* TEXT PROVIDED:
• • • • •

- Power type: Steam
- Designer: William Dean
- Builder: Swindon Works
- Order number: Lots 130, 134, 143
- Build date: 1900–1903
- Total produced: 31
- Configuration:: ​
- • Whyte: 2-4-2T
- • UIC: 1′B1′
- Gauge: 4 ft 8+1⁄2 in (1,435 mm) standard gauge
- Leading dia.: 3 ft 8 in (1.118 m)
- Driver dia.: 5 ft 2 in (1.575 m)
- Trailing dia.: 3 ft 8 in (1.118 m)
- Fuel type: Coal
- Fuel capacity: 3 long tons (3.0 t; 3.4 short tons)
- Water cap.: 1,900 imp gal (8,600 L; 2,300 US gal)
- Boiler: GWR Standard No. 3
- Boiler pressure: 200 lbf/in^{2} (1.38 MPa)
- Cylinders: Two, inside
- Cylinder size: 17 in × 24 in (432 mm × 610 mm)
- Tractive effort: 19,020 lbf (84.61 kN)
- Operators: Great Western Railway
- Withdrawn: October 1930 – November 1934
- Disposition: All scrapped

= GWR 3600 Class =

Class of British steam locomotives

The Great Western Railway (GWR) 3600 Class was a class of 2-4-2T side tank steam locomotive, designed by William Dean and built at Swindon in three lots in 1900-1903:

==History==
Dean had built an experimental 2-4-2T numbered 11, whose success led to the cancellation of another batch of 2-4-0 "Metro" Tanks and the construction of the 3600s in their place. The new 2-4-2Ts had 5 ft 2 in coupled wheels and 17 × 24 in cylinders. The second batch were slightly longer than the prototype, resulting in greater tank capacity, and the third lot, delivered under Churchward, were slightly larger again, and had taper boilers. The class gained the nickname "Birdcage" due to their (for the GWR) unusually spacious cabs.

• • • • •

* GIVEN INFORMATION:
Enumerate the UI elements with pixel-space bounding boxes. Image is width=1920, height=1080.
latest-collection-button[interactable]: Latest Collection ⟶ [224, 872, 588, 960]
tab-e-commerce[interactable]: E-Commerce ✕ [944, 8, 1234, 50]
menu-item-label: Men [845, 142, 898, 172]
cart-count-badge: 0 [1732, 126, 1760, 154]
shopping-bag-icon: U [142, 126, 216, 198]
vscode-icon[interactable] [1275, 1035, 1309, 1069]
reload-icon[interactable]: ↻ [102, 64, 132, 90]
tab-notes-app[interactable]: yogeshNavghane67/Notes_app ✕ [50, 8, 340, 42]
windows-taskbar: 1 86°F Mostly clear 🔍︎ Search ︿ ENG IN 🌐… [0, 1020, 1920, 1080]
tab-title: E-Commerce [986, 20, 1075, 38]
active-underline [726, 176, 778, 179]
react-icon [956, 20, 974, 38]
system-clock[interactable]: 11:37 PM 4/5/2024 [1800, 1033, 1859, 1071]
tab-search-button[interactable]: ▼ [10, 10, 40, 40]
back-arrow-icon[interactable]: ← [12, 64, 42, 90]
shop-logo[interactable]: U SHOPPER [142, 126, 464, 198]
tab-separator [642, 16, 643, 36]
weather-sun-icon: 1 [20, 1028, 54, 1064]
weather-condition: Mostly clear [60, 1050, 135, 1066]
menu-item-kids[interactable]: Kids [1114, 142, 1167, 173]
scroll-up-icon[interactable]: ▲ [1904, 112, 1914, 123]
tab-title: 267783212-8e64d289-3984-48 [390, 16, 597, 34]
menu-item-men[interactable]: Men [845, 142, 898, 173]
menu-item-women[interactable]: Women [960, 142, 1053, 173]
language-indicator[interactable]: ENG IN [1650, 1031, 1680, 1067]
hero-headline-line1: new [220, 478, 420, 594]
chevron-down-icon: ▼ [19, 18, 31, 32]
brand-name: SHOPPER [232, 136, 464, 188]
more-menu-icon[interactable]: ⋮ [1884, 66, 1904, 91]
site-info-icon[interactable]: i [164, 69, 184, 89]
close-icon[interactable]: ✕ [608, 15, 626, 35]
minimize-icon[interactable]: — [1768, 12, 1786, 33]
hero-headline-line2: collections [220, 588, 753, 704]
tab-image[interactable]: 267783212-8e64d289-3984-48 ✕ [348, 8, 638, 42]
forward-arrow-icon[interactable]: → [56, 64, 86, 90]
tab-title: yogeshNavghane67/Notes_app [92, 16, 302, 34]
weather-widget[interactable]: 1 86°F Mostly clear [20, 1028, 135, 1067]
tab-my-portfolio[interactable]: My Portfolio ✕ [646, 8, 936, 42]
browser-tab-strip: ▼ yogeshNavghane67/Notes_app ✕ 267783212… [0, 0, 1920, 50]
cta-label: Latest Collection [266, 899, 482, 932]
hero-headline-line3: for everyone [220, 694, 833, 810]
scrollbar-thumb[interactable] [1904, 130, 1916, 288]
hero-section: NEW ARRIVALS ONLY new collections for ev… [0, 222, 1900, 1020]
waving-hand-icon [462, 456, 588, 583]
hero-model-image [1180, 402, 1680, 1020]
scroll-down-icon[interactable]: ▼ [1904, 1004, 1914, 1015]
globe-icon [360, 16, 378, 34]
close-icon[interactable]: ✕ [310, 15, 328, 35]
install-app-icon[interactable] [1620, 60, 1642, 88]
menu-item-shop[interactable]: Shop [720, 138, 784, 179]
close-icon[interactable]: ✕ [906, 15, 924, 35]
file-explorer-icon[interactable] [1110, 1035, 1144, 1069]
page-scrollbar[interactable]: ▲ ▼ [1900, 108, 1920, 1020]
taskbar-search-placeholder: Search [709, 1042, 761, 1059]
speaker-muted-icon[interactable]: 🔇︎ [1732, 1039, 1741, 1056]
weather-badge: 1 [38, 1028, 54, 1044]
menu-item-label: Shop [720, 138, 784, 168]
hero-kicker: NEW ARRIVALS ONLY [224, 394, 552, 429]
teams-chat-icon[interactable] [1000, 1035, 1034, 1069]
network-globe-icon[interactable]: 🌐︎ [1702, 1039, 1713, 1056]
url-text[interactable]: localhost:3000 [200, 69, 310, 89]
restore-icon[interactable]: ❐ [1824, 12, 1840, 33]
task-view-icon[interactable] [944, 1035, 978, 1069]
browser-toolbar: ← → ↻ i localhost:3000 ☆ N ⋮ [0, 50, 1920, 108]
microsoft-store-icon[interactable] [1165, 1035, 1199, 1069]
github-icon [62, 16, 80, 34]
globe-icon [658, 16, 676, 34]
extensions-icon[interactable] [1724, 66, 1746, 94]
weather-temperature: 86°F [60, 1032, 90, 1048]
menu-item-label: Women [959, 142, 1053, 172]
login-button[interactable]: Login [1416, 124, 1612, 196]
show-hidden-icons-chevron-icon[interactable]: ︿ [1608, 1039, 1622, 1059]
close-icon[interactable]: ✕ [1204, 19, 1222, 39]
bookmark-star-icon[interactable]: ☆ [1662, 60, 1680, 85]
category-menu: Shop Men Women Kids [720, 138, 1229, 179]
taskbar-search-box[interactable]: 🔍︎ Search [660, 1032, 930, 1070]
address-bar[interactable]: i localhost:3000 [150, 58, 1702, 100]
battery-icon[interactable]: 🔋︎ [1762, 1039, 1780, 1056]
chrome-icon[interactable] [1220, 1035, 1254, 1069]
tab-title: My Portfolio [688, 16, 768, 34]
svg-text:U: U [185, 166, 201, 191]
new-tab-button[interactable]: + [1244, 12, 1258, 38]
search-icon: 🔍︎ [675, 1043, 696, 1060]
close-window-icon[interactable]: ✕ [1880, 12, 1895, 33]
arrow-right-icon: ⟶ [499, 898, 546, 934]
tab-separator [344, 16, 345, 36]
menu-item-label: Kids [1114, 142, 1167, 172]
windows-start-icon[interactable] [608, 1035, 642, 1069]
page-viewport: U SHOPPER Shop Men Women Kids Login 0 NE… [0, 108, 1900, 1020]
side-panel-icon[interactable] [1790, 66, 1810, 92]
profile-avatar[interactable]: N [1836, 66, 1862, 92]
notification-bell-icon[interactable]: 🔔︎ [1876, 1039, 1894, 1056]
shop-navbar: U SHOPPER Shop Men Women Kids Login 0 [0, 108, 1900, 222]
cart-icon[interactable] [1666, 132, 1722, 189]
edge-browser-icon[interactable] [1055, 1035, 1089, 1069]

• • • • •

* INSTRUCTIONS TO FOLLOW: Pick up the article on the GWR 3600 Class locomotives where it stops, and carry it on from there. The records have nothing to do with what you are asked here.

* ANSWER SPACE:
Table of orders and numbers
| Year | Quantity | Lot No. | Serial Nos. | Locomotive numbers | Notes |
|---|---|---|---|---|---|
| 1900 | 01 | 130 | 1907 | 11 | renumbered 3600 in 1912 |
| 1902 | 20 | 134 | 1866–1885 | 3601–3620 | Serial numbers out of sequence |
| 1903 | 10 | 143 | 2013–2022 | 3621–3630 |  |

==Use==
The 3600 class were fitted with steam reversing gear, steam brakes, and two steam-operated water pick-ups for forward and reverse working. This reflects their intended work as fast suburban engines. About half were employed on such duties in the Birmingham area. The rest worked in the London area, though later a few worked Chester-Birkenhead trains, and some were allocated to South Wales sheds. They were essentially passenger train locomotives, and were eventually superseded by Collett's 2-6-2Ts. All were withdrawn and scrapped between 1930 and 1934.